◆ What this task involves: Without omitting anything, retype the data that follows.

◆ Rows:
---*---

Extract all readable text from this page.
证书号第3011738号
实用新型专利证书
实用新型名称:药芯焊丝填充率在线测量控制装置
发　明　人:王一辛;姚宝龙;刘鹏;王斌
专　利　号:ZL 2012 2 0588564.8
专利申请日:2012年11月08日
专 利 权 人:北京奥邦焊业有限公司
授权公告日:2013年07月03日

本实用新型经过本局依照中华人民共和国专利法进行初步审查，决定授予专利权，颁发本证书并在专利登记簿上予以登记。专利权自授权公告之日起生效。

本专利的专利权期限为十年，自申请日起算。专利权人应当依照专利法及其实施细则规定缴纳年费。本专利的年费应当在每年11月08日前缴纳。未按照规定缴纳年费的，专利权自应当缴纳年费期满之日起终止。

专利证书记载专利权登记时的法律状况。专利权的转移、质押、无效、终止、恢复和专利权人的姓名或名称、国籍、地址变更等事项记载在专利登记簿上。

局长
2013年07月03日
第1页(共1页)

---*---

◆ Answer to the task:
Extract all readable text from this page.
证书号第3011738号
实用新型专利证书
实用新型名称:药芯焊丝填充率在线测量控制装置
发　明　人:王一辛;姚宝龙;刘鹏;王斌
专　利　号:ZL 2012 2 0588564.8
专利申请日:2012年11月08日
专 利 权 人:北京奥邦焊业有限公司
授权公告日:2013年07月03日

本实用新型经过本局依照中华人民共和国专利法进行初步审查，决定授予专利权，颁发本证书并在专利登记簿上予以登记。专利权自授权公告之日起生效。

本专利的专利权期限为十年，自申请日起算。专利权人应当依照专利法及其实施细则规定缴纳年费。本专利的年费应当在每年11月08日前缴纳。未按照规定缴纳年费的，专利权自应当缴纳年费期满之日起终止。

专利证书记载专利权登记时的法律状况。专利权的转移、质押、无效、终止、恢复和专利权人的姓名或名称、国籍、地址变更等事项记载在专利登记簿上。

局长
2013年07月03日
第1页(共1页)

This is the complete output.